Dataset items:
···

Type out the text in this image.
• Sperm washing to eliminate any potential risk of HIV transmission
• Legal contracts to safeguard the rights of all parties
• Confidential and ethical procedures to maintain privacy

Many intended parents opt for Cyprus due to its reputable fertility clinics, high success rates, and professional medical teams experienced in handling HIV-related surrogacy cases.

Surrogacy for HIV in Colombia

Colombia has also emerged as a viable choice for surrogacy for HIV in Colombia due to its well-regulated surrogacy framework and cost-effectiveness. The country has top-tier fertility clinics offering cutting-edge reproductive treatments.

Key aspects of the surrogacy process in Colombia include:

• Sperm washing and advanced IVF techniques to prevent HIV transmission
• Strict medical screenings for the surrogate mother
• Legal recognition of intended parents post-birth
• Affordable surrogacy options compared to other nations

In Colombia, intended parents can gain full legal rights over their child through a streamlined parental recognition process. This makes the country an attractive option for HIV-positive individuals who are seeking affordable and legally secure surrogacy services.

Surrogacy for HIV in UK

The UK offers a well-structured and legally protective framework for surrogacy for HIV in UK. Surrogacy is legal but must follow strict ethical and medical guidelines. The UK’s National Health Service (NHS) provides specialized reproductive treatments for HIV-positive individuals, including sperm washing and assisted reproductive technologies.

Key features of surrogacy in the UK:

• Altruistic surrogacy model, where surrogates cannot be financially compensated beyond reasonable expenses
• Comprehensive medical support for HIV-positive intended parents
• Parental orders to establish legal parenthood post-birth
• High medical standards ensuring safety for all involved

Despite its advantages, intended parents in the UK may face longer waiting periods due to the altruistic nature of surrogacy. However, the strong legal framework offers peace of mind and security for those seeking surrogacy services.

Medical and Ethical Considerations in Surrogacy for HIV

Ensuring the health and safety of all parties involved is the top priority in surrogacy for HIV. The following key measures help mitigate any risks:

···

-- The exercise --
Give the listing above again, word for word.

-- Solution --
Type out the text in this image.
• Sperm washing to eliminate any potential risk of HIV transmission
• Legal contracts to safeguard the rights of all parties
• Confidential and ethical procedures to maintain privacy

Many intended parents opt for Cyprus due to its reputable fertility clinics, high success rates, and professional medical teams experienced in handling HIV-related surrogacy cases.

Surrogacy for HIV in Colombia

Colombia has also emerged as a viable choice for surrogacy for HIV in Colombia due to its well-regulated surrogacy framework and cost-effectiveness. The country has top-tier fertility clinics offering cutting-edge reproductive treatments.

Key aspects of the surrogacy process in Colombia include:

• Sperm washing and advanced IVF techniques to prevent HIV transmission
• Strict medical screenings for the surrogate mother
• Legal recognition of intended parents post-birth
• Affordable surrogacy options compared to other nations

In Colombia, intended parents can gain full legal rights over their child through a streamlined parental recognition process. This makes the country an attractive option for HIV-positive individuals who are seeking affordable and legally secure surrogacy services.

Surrogacy for HIV in UK

The UK offers a well-structured and legally protective framework for surrogacy for HIV in UK. Surrogacy is legal but must follow strict ethical and medical guidelines. The UK’s National Health Service (NHS) provides specialized reproductive treatments for HIV-positive individuals, including sperm washing and assisted reproductive technologies.

Key features of surrogacy in the UK:

• Altruistic surrogacy model, where surrogates cannot be financially compensated beyond reasonable expenses
• Comprehensive medical support for HIV-positive intended parents
• Parental orders to establish legal parenthood post-birth
• High medical standards ensuring safety for all involved

Despite its advantages, intended parents in the UK may face longer waiting periods due to the altruistic nature of surrogacy. However, the strong legal framework offers peace of mind and security for those seeking surrogacy services.

Medical and Ethical Considerations in Surrogacy for HIV

Ensuring the health and safety of all parties involved is the top priority in surrogacy for HIV. The following key measures help mitigate any risks:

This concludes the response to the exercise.